── RECORDS ──
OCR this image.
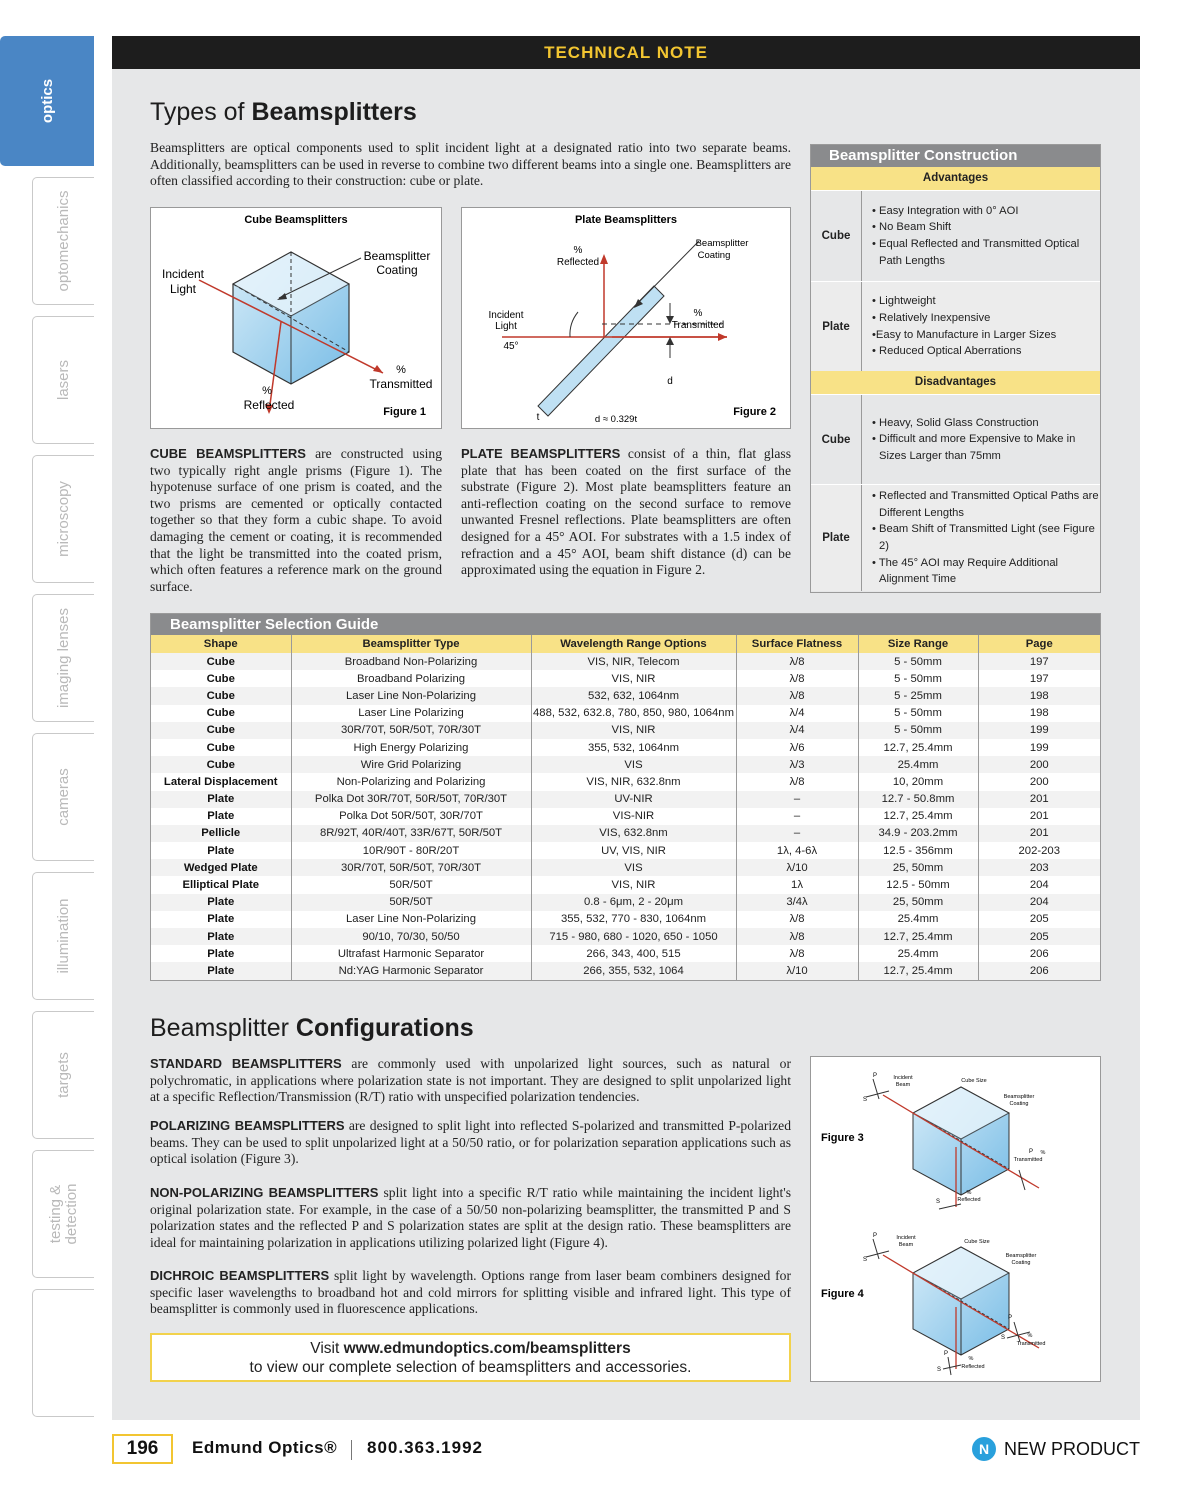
optics
optomechanics
lasers
microscopy
imaging lenses
cameras
illumination
targets
testing & detection
TECHNICAL NOTE
Types of Beamsplitters

Beamsplitters are optical components used to split incident light at a designated ratio into two separate beams. Additionally, beamsplitters can be used in reverse to combine two different beams into a single one. Beamsplitters are often classified according to their construction: cube or plate.

Cube Beamsplitters
Incident
Light
Beamsplitter
Coating
%
Transmitted
%
Reflected	Figure 1
Plate Beamsplitters
%
Reflected
Beamsplitter
Coating
Incident
Light
45°
%
Transmitted
d
t	d ≈ 0.329t
Figure 2

CUBE BEAMSPLITTERS are constructed using two typically right angle prisms (Figure 1). The hypotenuse surface of one prism is coated, and the two prisms are cemented or optically contacted together so that they form a cubic shape. To avoid damaging the cement or coating, it is recommended that the light be transmitted into the coated prism, which often features a reference mark on the ground surface.

PLATE BEAMSPLITTERS consist of a thin, flat glass plate that has been coated on the first surface of the substrate (Figure 2). Most plate beamsplitters feature an anti-reflection coating on the second surface to remove unwanted Fresnel reflections. Plate beamsplitters are often designed for a 45° AOI. For substrates with a 1.5 index of refraction and a 45° AOI, beam shift distance (d) can be approximated using the equation in Figure 2.

Beamsplitter Construction
Advantages
Cube
• Easy Integration with 0° AOI
• No Beam Shift
• Equal Reflected and Transmitted Optical Path Lengths
Plate
• Lightweight
• Relatively Inexpensive
•Easy to Manufacture in Larger Sizes
• Reduced Optical Aberrations
Disadvantages
Cube
• Heavy, Solid Glass Construction
• Difficult and more Expensive to Make in Sizes Larger than 75mm
Plate
• Reflected and Transmitted Optical Paths are Different Lengths
• Beam Shift of Transmitted Light (see Figure 2)
• The 45° AOI may Require Additional Alignment Time
Beamsplitter Selection Guide
Shape	Beamsplitter Type	Wavelength Range Options	Surface Flatness	Size Range	Page
Cube	Broadband Non-Polarizing	VIS, NIR, Telecom	λ/8	5 - 50mm	197
Cube	Broadband Polarizing	VIS, NIR	λ/8	5 - 50mm	197
Cube	Laser Line Non-Polarizing	532, 632, 1064nm	λ/8	5 - 25mm	198
Cube	Laser Line Polarizing	488, 532, 632.8, 780, 850, 980, 1064nm	λ/4	5 - 50mm	198
Cube	30R/70T, 50R/50T, 70R/30T	VIS, NIR	λ/4	5 - 50mm	199
Cube	High Energy Polarizing	355, 532, 1064nm	λ/6	12.7, 25.4mm	199
Cube	Wire Grid Polarizing	VIS	λ/3	25.4mm	200
Lateral Displacement	Non-Polarizing and Polarizing	VIS, NIR, 632.8nm	λ/8	10, 20mm	200
Plate	Polka Dot 30R/70T, 50R/50T, 70R/30T	UV-NIR	–	12.7 - 50.8mm	201
Plate	Polka Dot 50R/50T, 30R/70T	VIS-NIR	–	12.7, 25.4mm	201
Pellicle	8R/92T, 40R/40T, 33R/67T, 50R/50T	VIS, 632.8nm	–	34.9 - 203.2mm	201
Plate	10R/90T - 80R/20T	UV, VIS, NIR	1λ, 4-6λ	12.5 - 356mm	202-203
Wedged Plate	30R/70T, 50R/50T, 70R/30T	VIS	λ/10	25, 50mm	203
Elliptical Plate	50R/50T	VIS, NIR	1λ	12.5 - 50mm	204
Plate	50R/50T	0.8 - 6μm, 2 - 20μm	3/4λ	25, 50mm	204
Plate	Laser Line Non-Polarizing	355, 532, 770 - 830, 1064nm	λ/8	25.4mm	205
Plate	90/10, 70/30, 50/50	715 - 980, 680 - 1020, 650 - 1050	λ/8	12.7, 25.4mm	205
Plate	Ultrafast Harmonic Separator	266, 343, 400, 515	λ/8	25.4mm	206
Plate	Nd:YAG Harmonic Separator	266, 355, 532, 1064	λ/10	12.7, 25.4mm	206
Beamsplitter Configurations

STANDARD BEAMSPLITTERS are commonly used with unpolarized light sources, such as natural or polychromatic, in applications where polarization state is not important. They are designed to split unpolarized light at a specific Reflection/Transmission (R/T) ratio with unspecified polarization tendencies.

POLARIZING BEAMSPLITTERS are designed to split light into reflected S-polarized and transmitted P-polarized beams. They can be used to split unpolarized light at a 50/50 ratio, or for polarization separation applications such as optical isolation (Figure 3).

NON-POLARIZING BEAMSPLITTERS split light into a specific R/T ratio while maintaining the incident light's original polarization state. For example, in the case of a 50/50 non-polarizing beamsplitter, the transmitted P and S polarization states and the reflected P and S polarization states are split at the design ratio. These beamsplitters are ideal for maintaining polarization in applications utilizing polarized light (Figure 4).

DICHROIC BEAMSPLITTERS split light by wavelength. Options range from laser beam combiners designed for specific laser wavelengths to broadband hot and cold mirrors for splitting visible and infrared light. This type of beamsplitter is commonly used in fluorescence applications.

P
S
Incident
Beam
Cube Size
Beamsplitter
Coating
P %
Transmitted
S
%
Reflected
Figure 3
P
S
Incident
Beam	Cube Size
Beamsplitter
Coating
P
S	%
Transmitted
P
S
%
Reflected
Figure 4
Visit www.edmundoptics.com/beamsplitters
to view our complete selection of beamsplitters and accessories.
196	Edmund Optics® 800.363.1992	N NEW PRODUCT
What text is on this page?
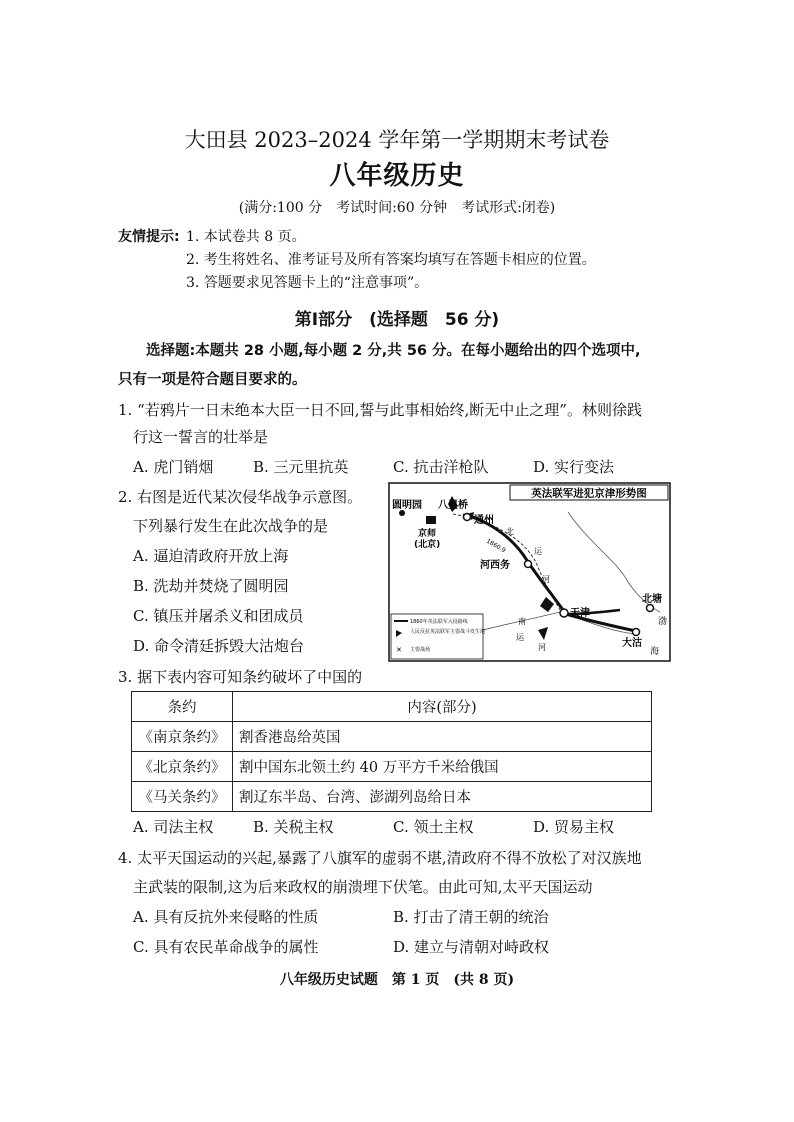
大田县 2023–2024 学年第一学期期末考试卷
八年级历史
(满分:100 分　考试时间:60 分钟　考试形式:闭卷)
友情提示: 1. 本试卷共 8 页。
2. 考生将姓名、准考证号及所有答案均填写在答题卡相应的位置。
3. 答题要求见答题卡上的“注意事项”。
第Ⅰ部分　(选择题　56 分)
选择题:本题共 28 小题,每小题 2 分,共 56 分。在每小题给出的四个选项中,
只有一项是符合题目要求的。
1. “若鸦片一日未绝本大臣一日不回,誓与此事相始终,断无中止之理”。林则徐践
行这一誓言的壮举是
A. 虎门销烟	B. 三元里抗英	C. 抗击洋枪队	D. 实行变法
2. 右图是近代某次侵华战争示意图。
下列暴行发生在此次战争的是
A. 逼迫清政府开放上海
B. 洗劫并焚烧了圆明园
C. 镇压并屠杀义和团成员
D. 命令清廷拆毁大沽炮台
英法联军进犯京津形势图
圆明园 八里桥
通州
京师
(北京)
河西务
天津
北塘
大沽
渤
海
北
运
河
南
运
河
1860.9
1860年英法联军入侵路线
人民反抗英法联军主要战斗发生地
✕ 主要战场
3. 据下表内容可知条约破坏了中国的
条约	内容(部分)
《南京条约》	割香港岛给英国
《北京条约》	割中国东北领土约 40 万平方千米给俄国
《马关条约》	割辽东半岛、台湾、澎湖列岛给日本
A. 司法主权	B. 关税主权	C. 领土主权	D. 贸易主权
4. 太平天国运动的兴起,暴露了八旗军的虚弱不堪,清政府不得不放松了对汉族地
主武装的限制,这为后来政权的崩溃埋下伏笔。由此可知,太平天国运动
A. 具有反抗外来侵略的性质	B. 打击了清王朝的统治
C. 具有农民革命战争的属性	D. 建立与清朝对峙政权
八年级历史试题　第 1 页　(共 8 页)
───
(REQUIREMENTS)
Using the material above, count the lines containing the word "often". Reply with the number alone.

(ANSWER BELOW)
3